Direction » Locate every line that holds the string "часть" and copy it.

--- start of Input for this task ---

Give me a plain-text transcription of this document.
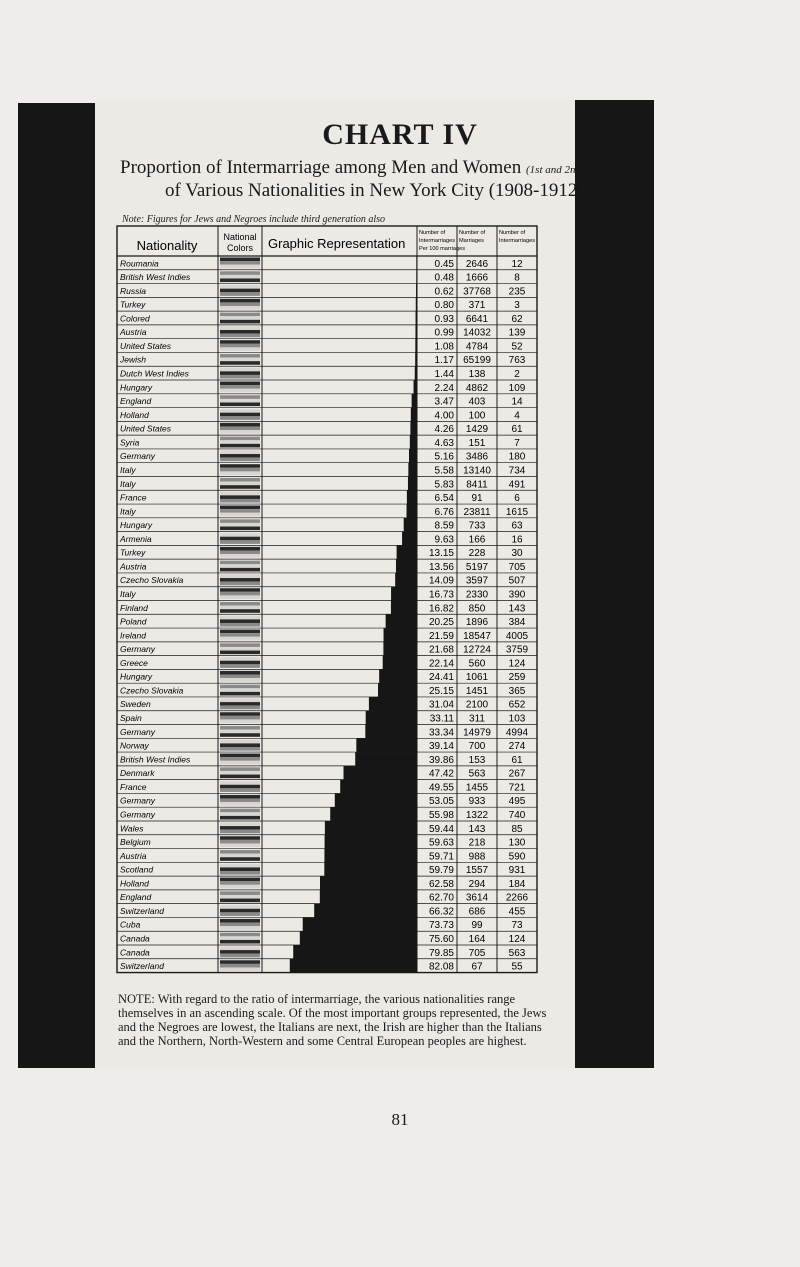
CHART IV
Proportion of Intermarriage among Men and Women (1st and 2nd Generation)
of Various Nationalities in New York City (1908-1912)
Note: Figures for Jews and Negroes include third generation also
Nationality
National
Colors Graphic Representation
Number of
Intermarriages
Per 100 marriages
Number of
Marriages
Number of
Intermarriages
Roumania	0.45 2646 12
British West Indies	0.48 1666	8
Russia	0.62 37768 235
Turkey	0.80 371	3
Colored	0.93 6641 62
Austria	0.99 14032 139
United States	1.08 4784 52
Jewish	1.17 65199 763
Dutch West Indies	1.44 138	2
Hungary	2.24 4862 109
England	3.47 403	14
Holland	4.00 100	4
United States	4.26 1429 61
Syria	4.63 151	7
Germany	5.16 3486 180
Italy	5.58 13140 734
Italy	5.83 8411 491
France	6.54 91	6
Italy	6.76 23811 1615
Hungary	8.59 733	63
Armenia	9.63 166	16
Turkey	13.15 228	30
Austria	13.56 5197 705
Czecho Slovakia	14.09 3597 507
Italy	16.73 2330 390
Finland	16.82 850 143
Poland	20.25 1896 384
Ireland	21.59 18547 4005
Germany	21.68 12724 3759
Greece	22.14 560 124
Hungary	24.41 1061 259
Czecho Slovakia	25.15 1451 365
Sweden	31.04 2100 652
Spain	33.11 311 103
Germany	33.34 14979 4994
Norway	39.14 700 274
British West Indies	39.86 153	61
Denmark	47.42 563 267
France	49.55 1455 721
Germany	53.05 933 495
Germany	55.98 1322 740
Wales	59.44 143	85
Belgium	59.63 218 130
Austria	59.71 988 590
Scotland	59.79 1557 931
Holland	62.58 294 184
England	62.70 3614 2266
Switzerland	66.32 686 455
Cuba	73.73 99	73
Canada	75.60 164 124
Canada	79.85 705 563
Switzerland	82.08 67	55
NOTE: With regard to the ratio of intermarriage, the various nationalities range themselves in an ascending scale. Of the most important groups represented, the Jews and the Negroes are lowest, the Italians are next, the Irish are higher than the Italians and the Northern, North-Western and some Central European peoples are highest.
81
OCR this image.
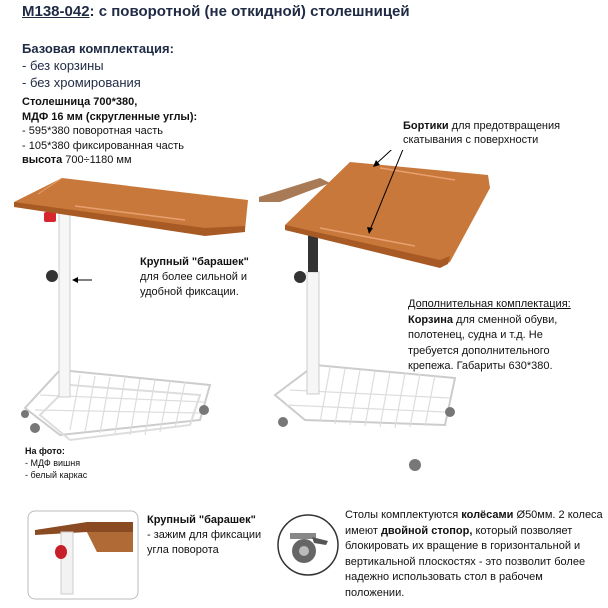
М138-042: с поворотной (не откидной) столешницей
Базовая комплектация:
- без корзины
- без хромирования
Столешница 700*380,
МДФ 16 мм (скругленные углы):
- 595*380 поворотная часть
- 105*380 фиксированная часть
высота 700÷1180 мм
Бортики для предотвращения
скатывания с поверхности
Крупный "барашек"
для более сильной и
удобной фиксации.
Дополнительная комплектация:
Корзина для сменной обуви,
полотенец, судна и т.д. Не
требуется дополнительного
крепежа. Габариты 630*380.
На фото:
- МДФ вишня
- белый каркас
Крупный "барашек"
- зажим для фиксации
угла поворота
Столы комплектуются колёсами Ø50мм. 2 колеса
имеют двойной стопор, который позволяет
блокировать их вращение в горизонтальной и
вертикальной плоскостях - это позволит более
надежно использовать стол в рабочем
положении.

--- end of Input for this task ---
--- start of Input for this task ---

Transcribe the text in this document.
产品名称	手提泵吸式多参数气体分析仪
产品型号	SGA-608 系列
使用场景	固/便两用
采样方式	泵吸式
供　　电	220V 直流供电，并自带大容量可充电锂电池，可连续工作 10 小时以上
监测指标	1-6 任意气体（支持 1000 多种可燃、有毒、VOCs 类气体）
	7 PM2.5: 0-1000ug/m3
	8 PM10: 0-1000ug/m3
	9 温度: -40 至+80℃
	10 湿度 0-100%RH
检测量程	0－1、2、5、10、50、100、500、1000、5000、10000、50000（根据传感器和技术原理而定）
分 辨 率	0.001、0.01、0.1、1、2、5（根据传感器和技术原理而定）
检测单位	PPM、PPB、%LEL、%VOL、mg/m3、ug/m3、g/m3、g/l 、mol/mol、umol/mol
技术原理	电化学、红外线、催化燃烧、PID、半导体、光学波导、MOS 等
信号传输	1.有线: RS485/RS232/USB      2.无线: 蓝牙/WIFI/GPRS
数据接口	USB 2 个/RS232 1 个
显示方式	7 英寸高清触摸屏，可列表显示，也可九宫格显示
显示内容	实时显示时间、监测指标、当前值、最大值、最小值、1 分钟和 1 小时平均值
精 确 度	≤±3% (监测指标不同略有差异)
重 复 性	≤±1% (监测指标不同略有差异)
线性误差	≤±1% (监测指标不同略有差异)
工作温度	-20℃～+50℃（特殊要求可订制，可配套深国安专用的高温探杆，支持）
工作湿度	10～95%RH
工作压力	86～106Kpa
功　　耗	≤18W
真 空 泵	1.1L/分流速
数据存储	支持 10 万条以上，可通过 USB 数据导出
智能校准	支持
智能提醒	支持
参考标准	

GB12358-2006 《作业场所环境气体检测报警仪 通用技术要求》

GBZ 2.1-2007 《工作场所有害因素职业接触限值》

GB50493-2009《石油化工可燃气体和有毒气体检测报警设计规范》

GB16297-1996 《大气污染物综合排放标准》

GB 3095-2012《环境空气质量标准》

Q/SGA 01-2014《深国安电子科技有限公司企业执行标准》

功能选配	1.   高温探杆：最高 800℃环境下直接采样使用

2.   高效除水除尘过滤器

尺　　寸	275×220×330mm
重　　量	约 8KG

--- end of Input for this task ---
--- start of Input for this task ---

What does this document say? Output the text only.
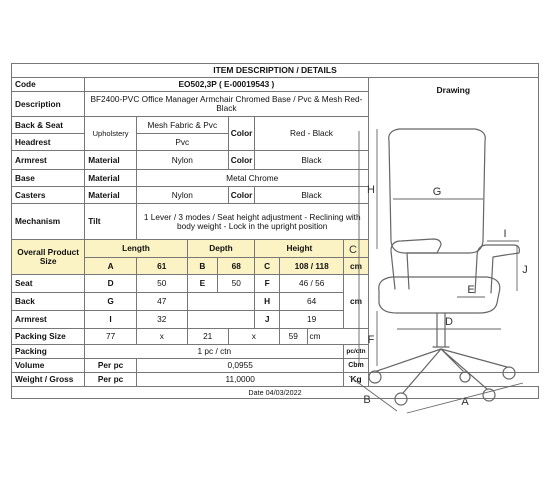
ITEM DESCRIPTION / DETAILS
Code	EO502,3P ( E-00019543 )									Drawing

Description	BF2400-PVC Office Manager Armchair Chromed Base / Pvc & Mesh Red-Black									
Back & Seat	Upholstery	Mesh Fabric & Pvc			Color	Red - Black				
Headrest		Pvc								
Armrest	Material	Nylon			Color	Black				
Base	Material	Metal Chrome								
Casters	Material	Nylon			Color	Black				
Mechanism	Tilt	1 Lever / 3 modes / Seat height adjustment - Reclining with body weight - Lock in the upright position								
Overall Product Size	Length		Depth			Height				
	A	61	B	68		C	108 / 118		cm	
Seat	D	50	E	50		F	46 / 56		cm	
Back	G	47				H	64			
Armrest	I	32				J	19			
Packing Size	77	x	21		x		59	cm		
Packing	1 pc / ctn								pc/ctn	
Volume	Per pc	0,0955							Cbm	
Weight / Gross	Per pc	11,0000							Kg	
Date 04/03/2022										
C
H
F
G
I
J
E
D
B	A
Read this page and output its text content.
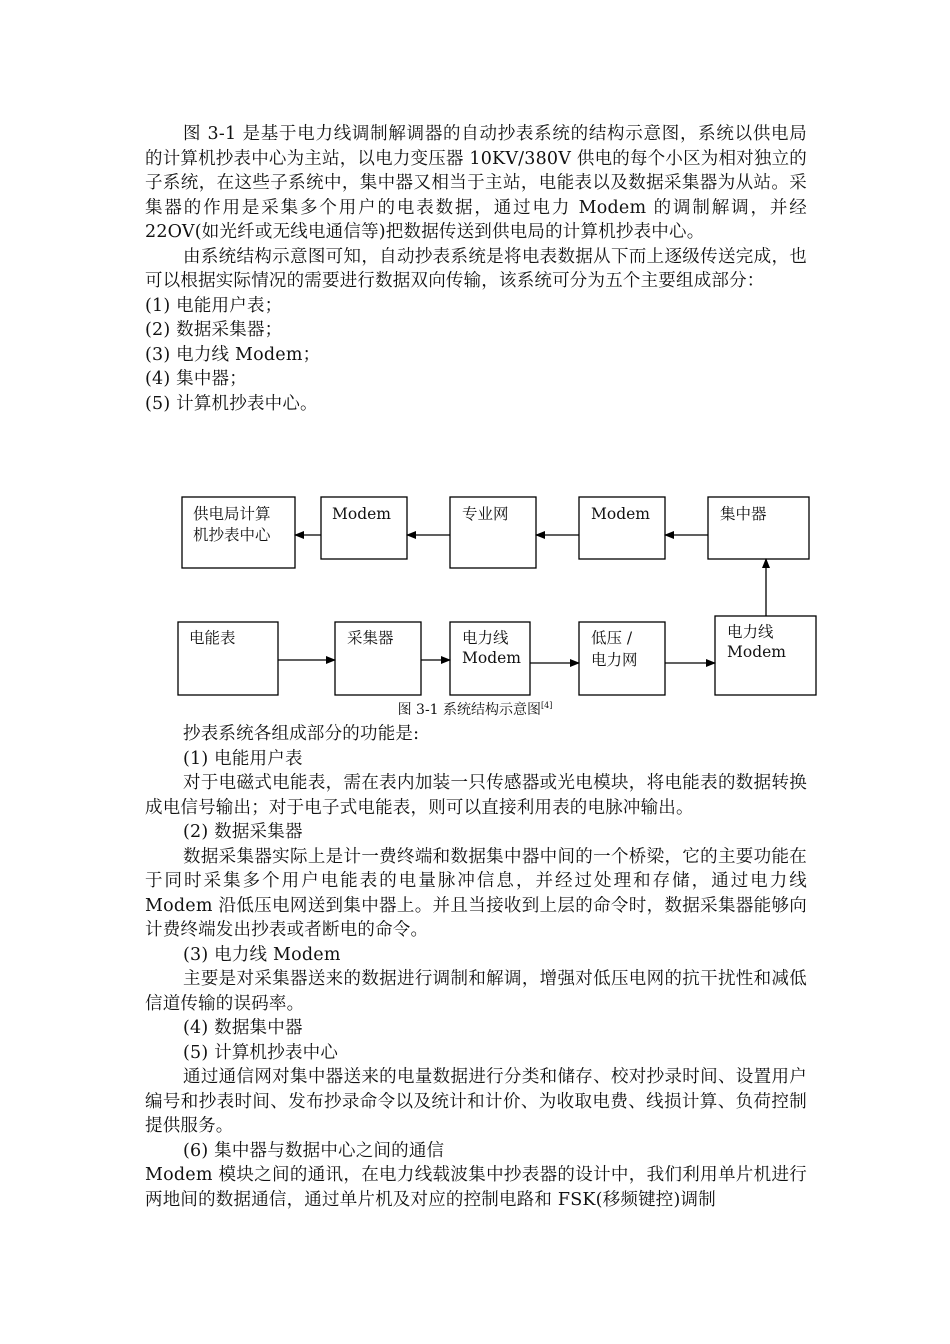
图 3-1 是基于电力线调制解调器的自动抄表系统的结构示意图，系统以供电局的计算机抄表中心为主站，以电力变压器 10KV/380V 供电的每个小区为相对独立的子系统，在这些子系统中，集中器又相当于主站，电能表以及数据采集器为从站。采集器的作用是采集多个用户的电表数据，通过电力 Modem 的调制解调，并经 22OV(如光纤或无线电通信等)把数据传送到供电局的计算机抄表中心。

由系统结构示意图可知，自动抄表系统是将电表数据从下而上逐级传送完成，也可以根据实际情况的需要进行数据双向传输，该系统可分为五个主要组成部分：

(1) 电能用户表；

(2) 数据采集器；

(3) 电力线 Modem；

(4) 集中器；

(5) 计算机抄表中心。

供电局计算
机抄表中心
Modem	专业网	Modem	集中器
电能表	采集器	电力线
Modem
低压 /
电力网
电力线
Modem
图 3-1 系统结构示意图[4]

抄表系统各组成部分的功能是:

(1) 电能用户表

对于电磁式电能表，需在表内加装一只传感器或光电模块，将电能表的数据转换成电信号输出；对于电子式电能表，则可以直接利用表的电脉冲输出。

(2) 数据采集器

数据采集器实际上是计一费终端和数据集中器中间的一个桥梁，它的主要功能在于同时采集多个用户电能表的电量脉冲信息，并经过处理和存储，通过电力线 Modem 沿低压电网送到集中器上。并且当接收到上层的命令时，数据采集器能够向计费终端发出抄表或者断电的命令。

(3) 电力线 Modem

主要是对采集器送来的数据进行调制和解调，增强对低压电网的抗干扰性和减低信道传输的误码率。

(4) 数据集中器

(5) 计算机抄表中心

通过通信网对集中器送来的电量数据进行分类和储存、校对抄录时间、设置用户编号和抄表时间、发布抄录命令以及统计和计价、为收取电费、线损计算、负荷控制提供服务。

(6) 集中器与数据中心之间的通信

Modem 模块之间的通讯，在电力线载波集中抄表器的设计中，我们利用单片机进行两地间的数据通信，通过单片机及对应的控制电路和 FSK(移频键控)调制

--- end of Input for this task ---

Answer in full »
- 595*380 поворотная часть
- 105*380 фиксированная часть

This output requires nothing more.